● The request
Extract every entry word for word. Skip the pictures.

● Material shown
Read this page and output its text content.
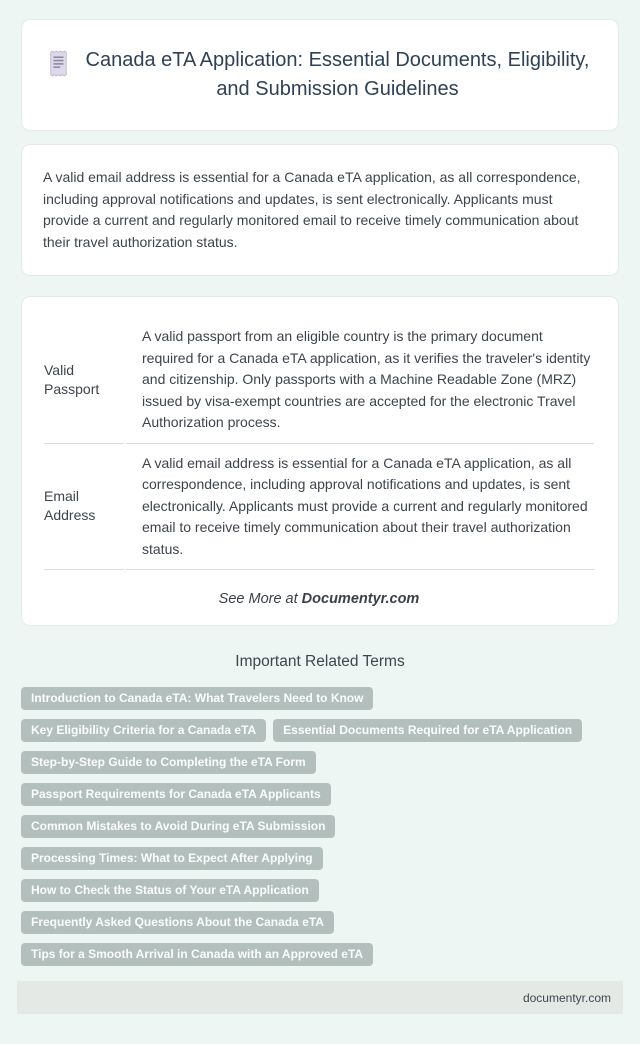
Canada eTA Application: Essential Documents, Eligibility, and Submission Guidelines

A valid email address is essential for a Canada eTA application, as all correspondence, including approval notifications and updates, is sent electronically. Applicants must provide a current and regularly monitored email to receive timely communication about their travel authorization status.

Valid Passport	A valid passport from an eligible country is the primary document required for a Canada eTA application, as it verifies the traveler's identity and citizenship. Only passports with a Machine Readable Zone (MRZ) issued by visa-exempt countries are accepted for the electronic Travel Authorization process.
Email Address	A valid email address is essential for a Canada eTA application, as all correspondence, including approval notifications and updates, is sent electronically. Applicants must provide a current and regularly monitored email to receive timely communication about their travel authorization status.

See More at Documentyr.com

Important Related Terms
Introduction to Canada eTA: What Travelers Need to Know
Key Eligibility Criteria for a Canada eTA	Essential Documents Required for eTA Application
Step-by-Step Guide to Completing the eTA Form
Passport Requirements for Canada eTA Applicants
Common Mistakes to Avoid During eTA Submission
Processing Times: What to Expect After Applying
How to Check the Status of Your eTA Application
Frequently Asked Questions About the Canada eTA
Tips for a Smooth Arrival in Canada with an Approved eTA
documentyr.com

● Exercise response
Read this page and output its text content.
Canada eTA Application: Essential Documents, Eligibility, and Submission Guidelines

A valid email address is essential for a Canada eTA application, as all correspondence, including approval notifications and updates, is sent electronically. Applicants must provide a current and regularly monitored email to receive timely communication about their travel authorization status.

Valid Passport	A valid passport from an eligible country is the primary document required for a Canada eTA application, as it verifies the traveler's identity and citizenship. Only passports with a Machine Readable Zone (MRZ) issued by visa-exempt countries are accepted for the electronic Travel Authorization process.
Email Address	A valid email address is essential for a Canada eTA application, as all correspondence, including approval notifications and updates, is sent electronically. Applicants must provide a current and regularly monitored email to receive timely communication about their travel authorization status.

See More at Documentyr.com

Important Related Terms
Introduction to Canada eTA: What Travelers Need to Know
Key Eligibility Criteria for a Canada eTA	Essential Documents Required for eTA Application
Step-by-Step Guide to Completing the eTA Form
Passport Requirements for Canada eTA Applicants
Common Mistakes to Avoid During eTA Submission
Processing Times: What to Expect After Applying
How to Check the Status of Your eTA Application
Frequently Asked Questions About the Canada eTA
Tips for a Smooth Arrival in Canada with an Approved eTA
documentyr.com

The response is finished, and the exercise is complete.